STATED GOAL: Return each line of the listing below, unchanged, and omit the images.

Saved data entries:
--- --- ---
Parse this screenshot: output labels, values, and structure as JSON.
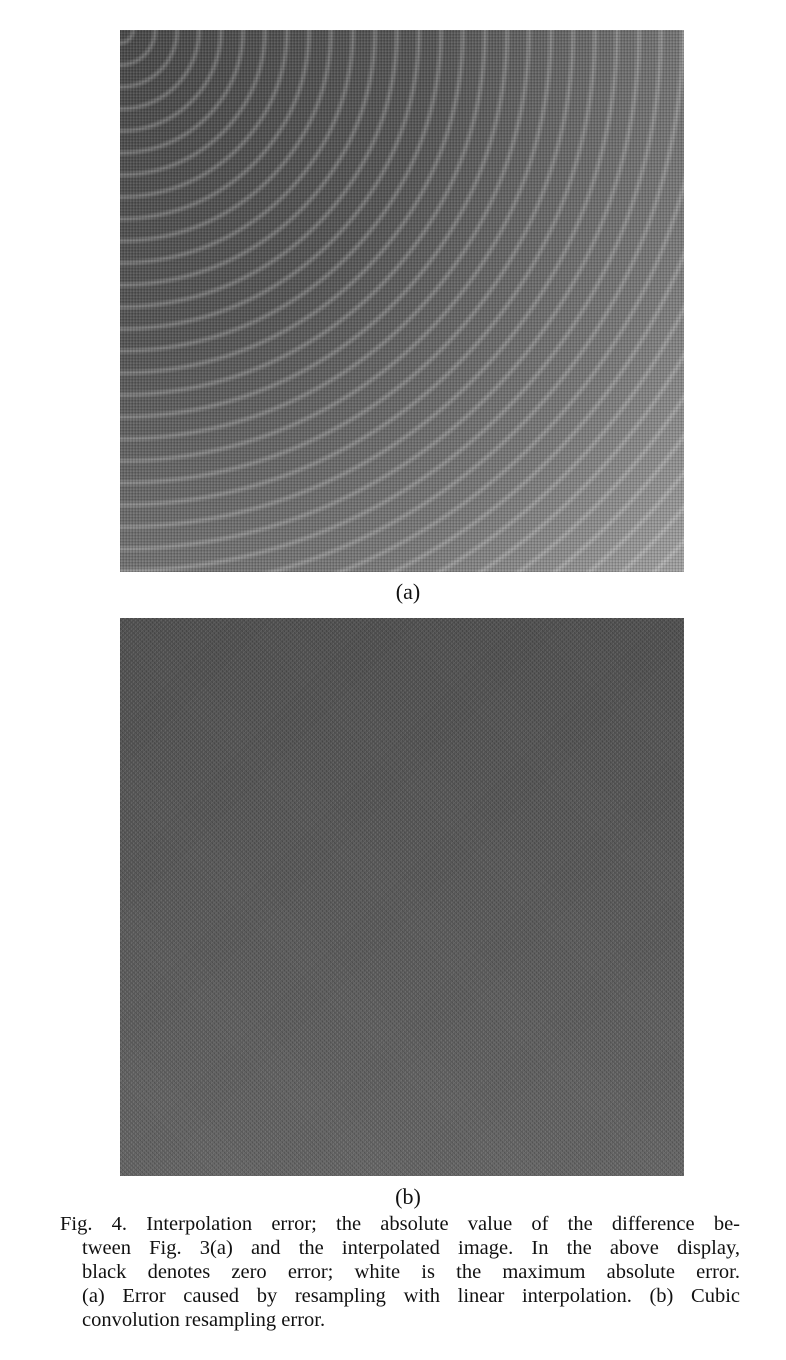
{
  "figure": {
    "panels": [
      {
        "id": "a",
        "label": "(a)"
      },
      {
        "id": "b",
        "label": "(b)"
      }
    ],
    "caption_lines": [
      "Fig. 4.  Interpolation error; the absolute value of the difference be-",
      "tween Fig. 3(a) and the interpolated image.  In the above display,",
      "black denotes zero error; white is the maximum absolute error.",
      "(a) Error caused by resampling with linear interpolation.  (b) Cubic",
      "convolution resampling error."
    ]
  },
  "colors": {
    "background": "#ffffff",
    "text": "#111111"
  }
}
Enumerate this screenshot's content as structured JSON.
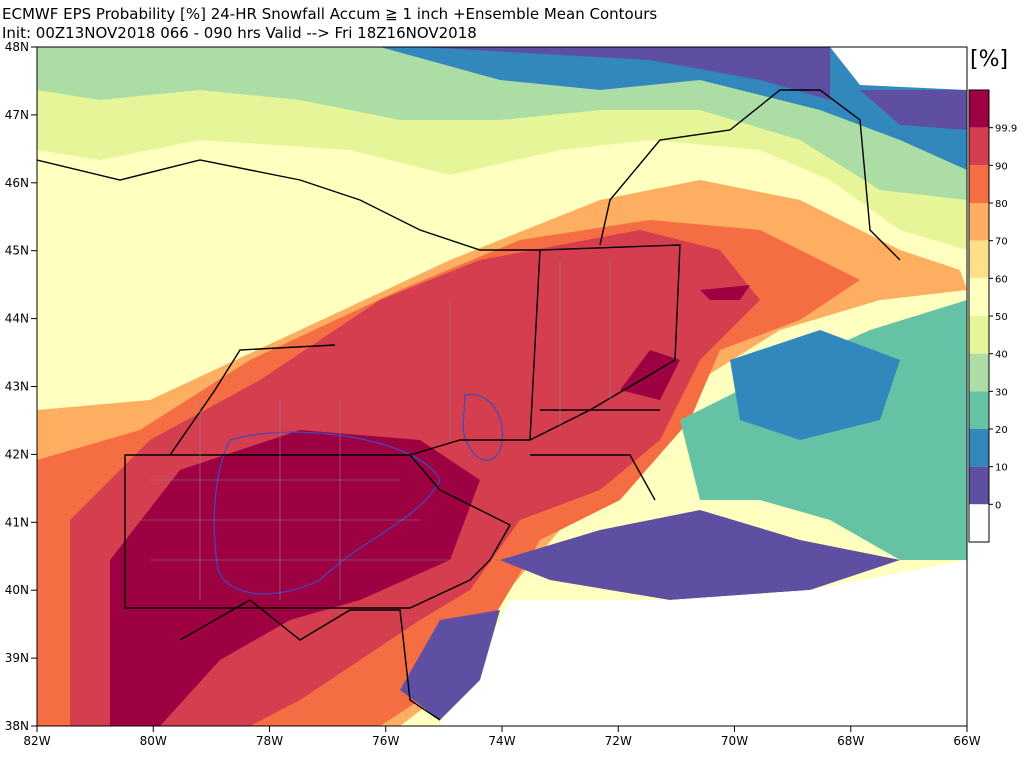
{
  "header": {
    "title": "ECMWF EPS Probability [%] 24-HR Snowfall Accum ≧ 1 inch  +Ensemble Mean Contours",
    "subtitle": "Init: 00Z13NOV2018   066 - 090 hrs Valid --> Fri 18Z16NOV2018"
  },
  "map": {
    "lat_labels": [
      "48N",
      "47N",
      "46N",
      "45N",
      "44N",
      "43N",
      "42N",
      "41N",
      "40N",
      "39N",
      "38N"
    ],
    "lon_labels": [
      "82W",
      "80W",
      "78W",
      "76W",
      "74W",
      "72W",
      "70W",
      "68W",
      "66W"
    ]
  },
  "colorbar": {
    "unit": "[%]",
    "labels": [
      "99.9",
      "90",
      "80",
      "70",
      "60",
      "50",
      "40",
      "30",
      "20",
      "10",
      "0"
    ],
    "colors": [
      "#9e0142",
      "#d53e4f",
      "#f46d43",
      "#fdae61",
      "#fee08b",
      "#ffffbf",
      "#e6f598",
      "#abdda4",
      "#66c2a5",
      "#3288bd",
      "#5e4fa2",
      "#ffffff"
    ]
  }
}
--- --- ---
CORRECT RESPONSE:
Parse this screenshot: output labels, values, and structure as JSON.
{
  "figure": {
    "panels": [
      {
        "id": "a",
        "label": "(a)"
      },
      {
        "id": "b",
        "label": "(b)"
      }
    ],
    "caption_lines": [
      "Fig. 4.  Interpolation error; the absolute value of the difference be-",
      "tween Fig. 3(a) and the interpolated image.  In the above display,",
      "black denotes zero error; white is the maximum absolute error.",
      "(a) Error caused by resampling with linear interpolation.  (b) Cubic",
      "convolution resampling error."
    ]
  },
  "colors": {
    "background": "#ffffff",
    "text": "#111111"
  }
}
Enumerate this screenshot's content as structured JSON.
{
  "header": {
    "title": "ECMWF EPS Probability [%] 24-HR Snowfall Accum ≧ 1 inch  +Ensemble Mean Contours",
    "subtitle": "Init: 00Z13NOV2018   066 - 090 hrs Valid --> Fri 18Z16NOV2018"
  },
  "map": {
    "lat_labels": [
      "48N",
      "47N",
      "46N",
      "45N",
      "44N",
      "43N",
      "42N",
      "41N",
      "40N",
      "39N",
      "38N"
    ],
    "lon_labels": [
      "82W",
      "80W",
      "78W",
      "76W",
      "74W",
      "72W",
      "70W",
      "68W",
      "66W"
    ]
  },
  "colorbar": {
    "unit": "[%]",
    "labels": [
      "99.9",
      "90",
      "80",
      "70",
      "60",
      "50",
      "40",
      "30",
      "20",
      "10",
      "0"
    ],
    "colors": [
      "#9e0142",
      "#d53e4f",
      "#f46d43",
      "#fdae61",
      "#fee08b",
      "#ffffbf",
      "#e6f598",
      "#abdda4",
      "#66c2a5",
      "#3288bd",
      "#5e4fa2",
      "#ffffff"
    ]
  }
}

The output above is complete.